Problem:
Identify the lines that contain the string "efficiency" and copy all of them.

Available data:
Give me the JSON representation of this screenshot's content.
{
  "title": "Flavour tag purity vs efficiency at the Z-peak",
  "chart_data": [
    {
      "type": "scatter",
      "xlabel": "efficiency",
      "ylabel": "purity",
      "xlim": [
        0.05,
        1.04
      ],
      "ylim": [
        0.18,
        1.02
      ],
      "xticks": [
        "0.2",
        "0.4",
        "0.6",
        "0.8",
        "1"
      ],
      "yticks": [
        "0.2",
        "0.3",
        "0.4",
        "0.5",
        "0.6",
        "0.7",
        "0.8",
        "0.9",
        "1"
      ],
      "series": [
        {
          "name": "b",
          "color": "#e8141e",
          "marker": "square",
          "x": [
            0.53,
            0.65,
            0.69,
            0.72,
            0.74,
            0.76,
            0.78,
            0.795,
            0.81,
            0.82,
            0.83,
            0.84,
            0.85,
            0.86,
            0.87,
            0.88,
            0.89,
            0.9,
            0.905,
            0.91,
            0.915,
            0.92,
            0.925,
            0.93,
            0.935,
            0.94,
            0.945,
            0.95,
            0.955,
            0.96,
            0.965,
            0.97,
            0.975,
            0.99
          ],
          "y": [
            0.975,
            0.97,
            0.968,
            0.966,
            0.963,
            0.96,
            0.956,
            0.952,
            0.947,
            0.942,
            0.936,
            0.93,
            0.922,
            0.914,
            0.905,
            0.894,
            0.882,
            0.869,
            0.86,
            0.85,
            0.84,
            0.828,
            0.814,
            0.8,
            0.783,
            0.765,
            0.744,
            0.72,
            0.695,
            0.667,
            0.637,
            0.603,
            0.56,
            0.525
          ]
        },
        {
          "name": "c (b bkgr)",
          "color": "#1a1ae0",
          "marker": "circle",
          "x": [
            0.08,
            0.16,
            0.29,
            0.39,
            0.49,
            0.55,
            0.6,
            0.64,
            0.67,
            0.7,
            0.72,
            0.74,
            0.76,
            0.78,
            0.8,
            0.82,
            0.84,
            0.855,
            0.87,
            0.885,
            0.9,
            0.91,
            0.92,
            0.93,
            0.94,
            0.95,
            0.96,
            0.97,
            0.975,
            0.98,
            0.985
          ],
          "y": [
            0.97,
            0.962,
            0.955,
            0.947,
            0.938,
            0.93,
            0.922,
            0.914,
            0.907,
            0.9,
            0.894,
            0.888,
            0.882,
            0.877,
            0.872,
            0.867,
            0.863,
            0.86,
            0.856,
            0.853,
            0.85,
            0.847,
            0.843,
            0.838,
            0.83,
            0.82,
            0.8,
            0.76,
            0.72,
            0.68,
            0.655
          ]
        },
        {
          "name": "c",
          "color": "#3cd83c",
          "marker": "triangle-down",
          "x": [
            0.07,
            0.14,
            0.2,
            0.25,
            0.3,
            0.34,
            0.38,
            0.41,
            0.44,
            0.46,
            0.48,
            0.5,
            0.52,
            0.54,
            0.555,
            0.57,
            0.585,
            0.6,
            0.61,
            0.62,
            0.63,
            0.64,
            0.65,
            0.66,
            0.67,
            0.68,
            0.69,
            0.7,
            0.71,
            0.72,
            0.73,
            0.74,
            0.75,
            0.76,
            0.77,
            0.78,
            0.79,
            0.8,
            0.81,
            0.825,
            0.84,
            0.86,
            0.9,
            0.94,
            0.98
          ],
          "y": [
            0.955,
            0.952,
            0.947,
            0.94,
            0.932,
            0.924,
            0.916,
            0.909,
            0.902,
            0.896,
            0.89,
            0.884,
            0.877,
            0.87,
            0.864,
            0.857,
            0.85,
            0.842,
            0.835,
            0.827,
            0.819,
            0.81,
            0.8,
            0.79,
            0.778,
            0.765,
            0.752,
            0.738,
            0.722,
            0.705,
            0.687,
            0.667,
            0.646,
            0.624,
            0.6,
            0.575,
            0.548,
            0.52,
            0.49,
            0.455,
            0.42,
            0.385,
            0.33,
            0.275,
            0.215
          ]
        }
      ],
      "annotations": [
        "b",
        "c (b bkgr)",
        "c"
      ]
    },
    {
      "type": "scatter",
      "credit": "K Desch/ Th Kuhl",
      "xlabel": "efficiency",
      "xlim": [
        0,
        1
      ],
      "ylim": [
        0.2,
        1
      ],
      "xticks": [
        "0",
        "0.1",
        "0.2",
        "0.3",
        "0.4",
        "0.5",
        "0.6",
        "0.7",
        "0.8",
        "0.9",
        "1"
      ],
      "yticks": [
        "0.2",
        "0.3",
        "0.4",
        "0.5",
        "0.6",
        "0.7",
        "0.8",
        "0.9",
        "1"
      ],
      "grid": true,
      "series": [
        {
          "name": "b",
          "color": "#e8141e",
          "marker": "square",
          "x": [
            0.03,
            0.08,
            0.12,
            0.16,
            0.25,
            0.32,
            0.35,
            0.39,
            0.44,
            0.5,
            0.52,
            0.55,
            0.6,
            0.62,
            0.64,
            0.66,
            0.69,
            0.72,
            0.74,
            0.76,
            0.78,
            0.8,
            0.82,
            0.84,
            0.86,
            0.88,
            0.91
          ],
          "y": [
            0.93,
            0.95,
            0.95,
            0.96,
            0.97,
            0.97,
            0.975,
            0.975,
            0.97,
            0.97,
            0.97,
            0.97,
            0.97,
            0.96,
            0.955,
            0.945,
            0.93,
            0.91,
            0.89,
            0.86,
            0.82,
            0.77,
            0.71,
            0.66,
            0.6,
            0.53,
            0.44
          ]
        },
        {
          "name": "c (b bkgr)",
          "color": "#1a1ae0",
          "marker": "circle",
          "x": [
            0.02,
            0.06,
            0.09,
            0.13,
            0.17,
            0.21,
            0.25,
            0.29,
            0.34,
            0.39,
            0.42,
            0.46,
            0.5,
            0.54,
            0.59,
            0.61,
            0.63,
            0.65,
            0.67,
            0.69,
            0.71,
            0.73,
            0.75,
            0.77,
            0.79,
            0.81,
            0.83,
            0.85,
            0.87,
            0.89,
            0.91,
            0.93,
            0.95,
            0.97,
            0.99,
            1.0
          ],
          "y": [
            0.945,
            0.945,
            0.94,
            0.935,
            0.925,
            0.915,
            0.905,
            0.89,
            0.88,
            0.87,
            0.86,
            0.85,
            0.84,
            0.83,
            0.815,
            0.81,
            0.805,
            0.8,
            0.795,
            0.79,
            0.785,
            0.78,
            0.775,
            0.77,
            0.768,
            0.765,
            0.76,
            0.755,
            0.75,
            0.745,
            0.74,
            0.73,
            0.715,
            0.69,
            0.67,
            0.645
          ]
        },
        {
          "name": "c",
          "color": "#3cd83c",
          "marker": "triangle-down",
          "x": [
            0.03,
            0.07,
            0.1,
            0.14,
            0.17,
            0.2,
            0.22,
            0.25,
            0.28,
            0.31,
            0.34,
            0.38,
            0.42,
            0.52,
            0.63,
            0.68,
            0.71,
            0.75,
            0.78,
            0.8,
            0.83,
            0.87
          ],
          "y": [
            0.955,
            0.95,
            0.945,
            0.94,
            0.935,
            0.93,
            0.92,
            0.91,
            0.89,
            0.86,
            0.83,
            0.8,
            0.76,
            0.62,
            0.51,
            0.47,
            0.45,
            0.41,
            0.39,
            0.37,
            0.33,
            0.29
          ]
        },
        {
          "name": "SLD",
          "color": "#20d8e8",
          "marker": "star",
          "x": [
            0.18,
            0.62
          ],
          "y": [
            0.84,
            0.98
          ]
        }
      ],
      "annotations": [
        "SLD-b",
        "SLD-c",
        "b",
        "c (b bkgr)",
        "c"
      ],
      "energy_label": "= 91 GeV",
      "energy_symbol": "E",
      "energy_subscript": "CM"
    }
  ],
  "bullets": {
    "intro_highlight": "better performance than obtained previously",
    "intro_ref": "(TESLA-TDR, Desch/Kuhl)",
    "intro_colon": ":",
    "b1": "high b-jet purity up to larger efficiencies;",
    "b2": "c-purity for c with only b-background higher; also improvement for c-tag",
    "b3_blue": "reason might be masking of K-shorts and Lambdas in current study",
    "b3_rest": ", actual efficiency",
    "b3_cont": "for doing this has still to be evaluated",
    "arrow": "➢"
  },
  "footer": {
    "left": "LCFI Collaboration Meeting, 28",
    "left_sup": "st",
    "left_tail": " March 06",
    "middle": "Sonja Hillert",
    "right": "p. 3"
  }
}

Full response:
  "title": "Flavour tag purity vs efficiency at the Z-peak",
      "xlabel": "efficiency",
      "xlabel": "efficiency",
    "b3_rest": ", actual efficiency",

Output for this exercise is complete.